Items from a dataset:
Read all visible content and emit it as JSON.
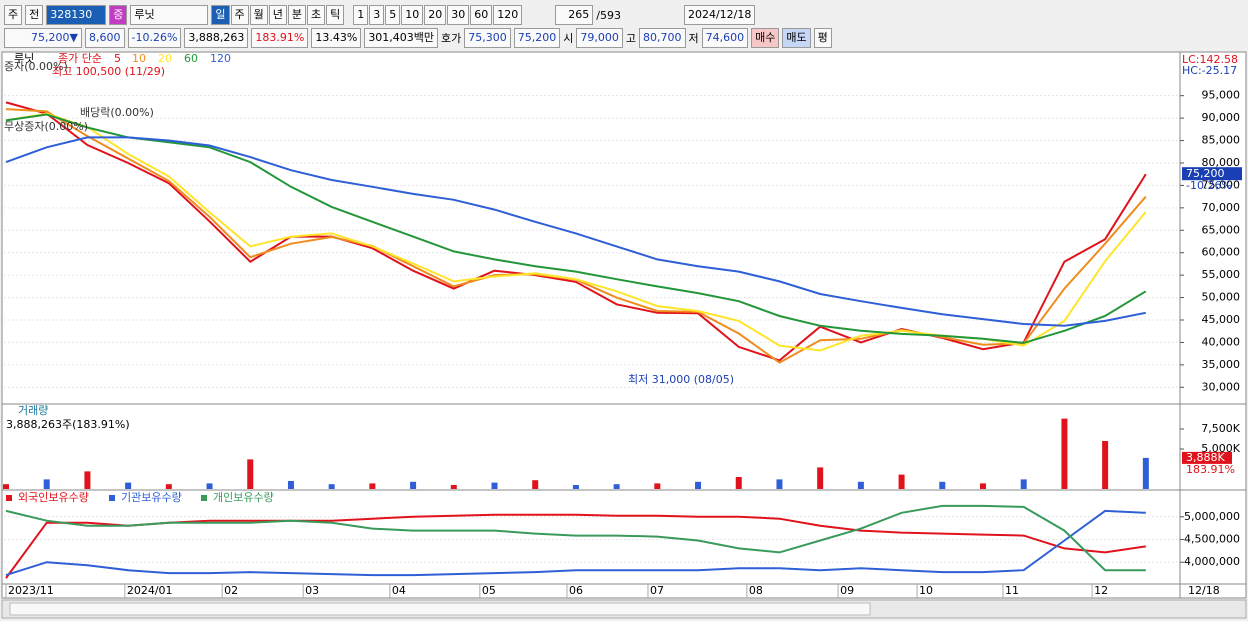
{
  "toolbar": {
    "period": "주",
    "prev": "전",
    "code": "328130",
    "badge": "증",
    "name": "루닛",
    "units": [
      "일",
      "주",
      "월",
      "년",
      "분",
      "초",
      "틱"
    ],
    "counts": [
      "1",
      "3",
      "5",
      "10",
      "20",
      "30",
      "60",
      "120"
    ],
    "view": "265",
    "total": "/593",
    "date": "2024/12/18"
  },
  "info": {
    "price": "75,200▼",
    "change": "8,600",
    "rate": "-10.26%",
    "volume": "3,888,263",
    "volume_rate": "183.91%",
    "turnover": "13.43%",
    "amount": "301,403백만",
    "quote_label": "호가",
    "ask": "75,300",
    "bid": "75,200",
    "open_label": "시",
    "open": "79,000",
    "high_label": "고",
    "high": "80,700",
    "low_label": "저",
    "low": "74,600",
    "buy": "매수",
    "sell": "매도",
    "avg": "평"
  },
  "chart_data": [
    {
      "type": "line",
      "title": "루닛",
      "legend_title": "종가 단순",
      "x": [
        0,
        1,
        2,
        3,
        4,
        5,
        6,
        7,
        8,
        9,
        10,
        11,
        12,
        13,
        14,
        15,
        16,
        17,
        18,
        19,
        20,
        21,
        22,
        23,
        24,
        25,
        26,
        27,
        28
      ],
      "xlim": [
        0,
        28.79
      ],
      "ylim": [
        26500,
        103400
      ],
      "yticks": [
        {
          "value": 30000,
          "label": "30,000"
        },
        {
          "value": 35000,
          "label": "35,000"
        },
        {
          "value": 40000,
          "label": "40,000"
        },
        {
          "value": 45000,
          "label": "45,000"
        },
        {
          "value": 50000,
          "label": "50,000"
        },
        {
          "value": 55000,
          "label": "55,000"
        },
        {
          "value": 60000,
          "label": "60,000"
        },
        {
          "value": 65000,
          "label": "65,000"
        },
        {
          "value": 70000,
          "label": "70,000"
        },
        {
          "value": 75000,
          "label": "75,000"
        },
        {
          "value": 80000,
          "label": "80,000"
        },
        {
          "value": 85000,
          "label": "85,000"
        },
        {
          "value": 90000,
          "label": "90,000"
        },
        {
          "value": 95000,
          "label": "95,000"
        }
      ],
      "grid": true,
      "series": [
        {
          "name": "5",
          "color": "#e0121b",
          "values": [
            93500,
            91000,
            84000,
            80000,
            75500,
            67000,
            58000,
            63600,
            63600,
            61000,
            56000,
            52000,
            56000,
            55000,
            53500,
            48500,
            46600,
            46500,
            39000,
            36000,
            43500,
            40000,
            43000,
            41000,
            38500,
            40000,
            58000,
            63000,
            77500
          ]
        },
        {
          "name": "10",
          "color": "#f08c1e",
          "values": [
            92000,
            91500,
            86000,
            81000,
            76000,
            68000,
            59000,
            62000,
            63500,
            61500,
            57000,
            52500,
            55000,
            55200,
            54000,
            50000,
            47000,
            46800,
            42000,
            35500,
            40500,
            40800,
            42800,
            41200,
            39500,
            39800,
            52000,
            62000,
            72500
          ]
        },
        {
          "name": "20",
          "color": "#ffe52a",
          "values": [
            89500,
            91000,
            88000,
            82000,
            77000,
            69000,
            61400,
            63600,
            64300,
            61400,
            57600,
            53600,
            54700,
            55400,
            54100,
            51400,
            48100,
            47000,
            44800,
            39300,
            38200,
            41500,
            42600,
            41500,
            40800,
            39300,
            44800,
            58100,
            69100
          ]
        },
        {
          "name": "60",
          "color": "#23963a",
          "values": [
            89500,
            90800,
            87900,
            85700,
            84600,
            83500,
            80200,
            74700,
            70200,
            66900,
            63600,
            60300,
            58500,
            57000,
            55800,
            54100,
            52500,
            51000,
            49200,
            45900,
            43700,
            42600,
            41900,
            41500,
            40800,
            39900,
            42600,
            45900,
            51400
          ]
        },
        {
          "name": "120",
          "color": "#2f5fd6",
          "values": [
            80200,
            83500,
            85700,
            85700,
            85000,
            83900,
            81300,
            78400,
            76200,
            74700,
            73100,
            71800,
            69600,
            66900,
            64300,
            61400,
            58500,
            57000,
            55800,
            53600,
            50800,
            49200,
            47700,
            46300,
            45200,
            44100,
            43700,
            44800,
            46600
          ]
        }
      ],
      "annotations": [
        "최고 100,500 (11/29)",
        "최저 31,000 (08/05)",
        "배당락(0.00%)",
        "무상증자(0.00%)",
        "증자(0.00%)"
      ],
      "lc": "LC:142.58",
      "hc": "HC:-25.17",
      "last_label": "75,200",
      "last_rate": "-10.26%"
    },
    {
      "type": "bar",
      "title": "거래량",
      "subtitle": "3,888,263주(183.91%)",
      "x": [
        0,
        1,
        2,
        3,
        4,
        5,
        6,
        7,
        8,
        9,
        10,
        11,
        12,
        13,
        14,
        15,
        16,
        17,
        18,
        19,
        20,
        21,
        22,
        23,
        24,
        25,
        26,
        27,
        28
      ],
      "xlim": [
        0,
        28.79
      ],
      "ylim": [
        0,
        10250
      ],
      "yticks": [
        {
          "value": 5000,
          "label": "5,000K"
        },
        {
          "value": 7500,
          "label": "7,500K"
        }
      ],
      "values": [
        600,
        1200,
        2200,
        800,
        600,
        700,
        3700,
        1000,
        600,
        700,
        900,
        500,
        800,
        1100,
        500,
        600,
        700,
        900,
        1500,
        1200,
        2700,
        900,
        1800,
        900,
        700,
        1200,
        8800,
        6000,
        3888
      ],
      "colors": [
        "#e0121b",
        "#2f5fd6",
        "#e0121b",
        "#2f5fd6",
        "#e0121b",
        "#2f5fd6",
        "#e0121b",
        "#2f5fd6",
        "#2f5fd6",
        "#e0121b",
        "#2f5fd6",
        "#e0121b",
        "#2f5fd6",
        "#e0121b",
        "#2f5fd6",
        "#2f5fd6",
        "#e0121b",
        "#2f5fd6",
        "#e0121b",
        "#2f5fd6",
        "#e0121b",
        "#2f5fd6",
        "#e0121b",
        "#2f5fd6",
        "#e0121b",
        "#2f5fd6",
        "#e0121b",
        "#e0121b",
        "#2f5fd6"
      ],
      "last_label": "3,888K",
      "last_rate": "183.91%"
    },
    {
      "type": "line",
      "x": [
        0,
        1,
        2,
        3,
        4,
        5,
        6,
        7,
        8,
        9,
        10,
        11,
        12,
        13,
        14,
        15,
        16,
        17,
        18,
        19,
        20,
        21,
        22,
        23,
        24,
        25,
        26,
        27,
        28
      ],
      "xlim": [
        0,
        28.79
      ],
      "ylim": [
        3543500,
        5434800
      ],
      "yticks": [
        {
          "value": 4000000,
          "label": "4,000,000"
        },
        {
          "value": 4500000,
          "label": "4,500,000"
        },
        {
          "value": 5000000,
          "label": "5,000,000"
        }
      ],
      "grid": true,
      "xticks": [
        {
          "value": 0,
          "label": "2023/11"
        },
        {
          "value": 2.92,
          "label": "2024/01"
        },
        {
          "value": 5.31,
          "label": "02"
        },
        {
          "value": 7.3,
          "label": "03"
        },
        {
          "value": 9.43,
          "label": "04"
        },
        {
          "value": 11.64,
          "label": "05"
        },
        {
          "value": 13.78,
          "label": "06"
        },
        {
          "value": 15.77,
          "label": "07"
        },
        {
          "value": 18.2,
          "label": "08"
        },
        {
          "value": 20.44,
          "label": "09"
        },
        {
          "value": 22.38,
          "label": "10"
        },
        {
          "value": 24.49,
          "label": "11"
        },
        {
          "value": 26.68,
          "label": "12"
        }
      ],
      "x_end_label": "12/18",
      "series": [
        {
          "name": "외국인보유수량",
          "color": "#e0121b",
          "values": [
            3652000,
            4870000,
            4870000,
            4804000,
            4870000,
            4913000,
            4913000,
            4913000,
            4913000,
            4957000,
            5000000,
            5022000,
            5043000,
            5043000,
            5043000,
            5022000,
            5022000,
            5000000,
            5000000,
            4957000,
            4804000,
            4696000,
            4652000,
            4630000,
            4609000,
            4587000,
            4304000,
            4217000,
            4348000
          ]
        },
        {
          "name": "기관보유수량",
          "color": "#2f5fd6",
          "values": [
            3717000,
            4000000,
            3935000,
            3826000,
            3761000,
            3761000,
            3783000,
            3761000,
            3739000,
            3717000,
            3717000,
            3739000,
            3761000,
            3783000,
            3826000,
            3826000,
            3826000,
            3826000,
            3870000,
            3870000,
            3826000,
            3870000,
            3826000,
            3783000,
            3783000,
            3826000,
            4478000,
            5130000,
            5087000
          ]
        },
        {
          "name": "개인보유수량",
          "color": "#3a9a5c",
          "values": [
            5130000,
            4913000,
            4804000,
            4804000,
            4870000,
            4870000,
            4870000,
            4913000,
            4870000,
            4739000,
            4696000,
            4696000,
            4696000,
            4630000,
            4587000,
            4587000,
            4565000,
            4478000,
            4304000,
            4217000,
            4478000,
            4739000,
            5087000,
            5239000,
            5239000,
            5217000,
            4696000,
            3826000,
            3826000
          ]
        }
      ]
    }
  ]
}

Problem to work on: Where a line in the entries holds the word "name", copy that line.

Answer to the exercise:
    "name": "루닛",
          "name": "5",
          "name": "10",
          "name": "20",
          "name": "60",
          "name": "120",
          "name": "외국인보유수량",
          "name": "기관보유수량",
          "name": "개인보유수량",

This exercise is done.